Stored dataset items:
• • • • •

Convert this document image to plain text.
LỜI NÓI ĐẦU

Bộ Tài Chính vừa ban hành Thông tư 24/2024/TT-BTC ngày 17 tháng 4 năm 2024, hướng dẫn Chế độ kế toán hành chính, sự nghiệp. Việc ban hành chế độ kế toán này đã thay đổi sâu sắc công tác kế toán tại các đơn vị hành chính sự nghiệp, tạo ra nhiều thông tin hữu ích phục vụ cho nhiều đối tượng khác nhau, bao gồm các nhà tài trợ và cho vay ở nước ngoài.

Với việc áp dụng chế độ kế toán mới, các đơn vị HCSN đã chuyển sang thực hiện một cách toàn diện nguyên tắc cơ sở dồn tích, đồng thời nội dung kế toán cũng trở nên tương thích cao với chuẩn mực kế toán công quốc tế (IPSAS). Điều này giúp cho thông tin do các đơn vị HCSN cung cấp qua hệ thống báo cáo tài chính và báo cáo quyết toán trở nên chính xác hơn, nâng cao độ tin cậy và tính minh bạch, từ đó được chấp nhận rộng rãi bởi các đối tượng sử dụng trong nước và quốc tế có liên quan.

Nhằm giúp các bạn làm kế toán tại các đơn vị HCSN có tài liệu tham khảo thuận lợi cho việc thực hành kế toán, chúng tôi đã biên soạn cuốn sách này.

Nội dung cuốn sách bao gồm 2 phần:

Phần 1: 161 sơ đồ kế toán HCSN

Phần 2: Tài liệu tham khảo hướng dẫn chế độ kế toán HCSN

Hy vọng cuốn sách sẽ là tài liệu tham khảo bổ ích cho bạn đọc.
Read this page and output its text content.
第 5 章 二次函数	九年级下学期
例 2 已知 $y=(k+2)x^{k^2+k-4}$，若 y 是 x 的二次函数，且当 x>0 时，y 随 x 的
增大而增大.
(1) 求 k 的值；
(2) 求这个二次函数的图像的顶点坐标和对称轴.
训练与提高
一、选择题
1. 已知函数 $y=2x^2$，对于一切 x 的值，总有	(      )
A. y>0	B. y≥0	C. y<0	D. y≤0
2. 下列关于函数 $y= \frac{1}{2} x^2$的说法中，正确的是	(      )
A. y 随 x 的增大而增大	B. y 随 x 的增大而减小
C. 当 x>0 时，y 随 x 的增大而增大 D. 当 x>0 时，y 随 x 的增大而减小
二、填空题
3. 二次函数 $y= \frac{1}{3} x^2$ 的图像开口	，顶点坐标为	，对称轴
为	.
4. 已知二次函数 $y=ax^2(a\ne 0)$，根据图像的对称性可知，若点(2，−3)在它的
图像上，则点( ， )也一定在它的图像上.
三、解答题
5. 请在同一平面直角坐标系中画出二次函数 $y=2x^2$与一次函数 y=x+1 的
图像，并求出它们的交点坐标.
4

• • • • •

## TASK TO COMPLETE:
Say how many lines in the records above hold "frac", and give no other text.

## RESPONSE:
2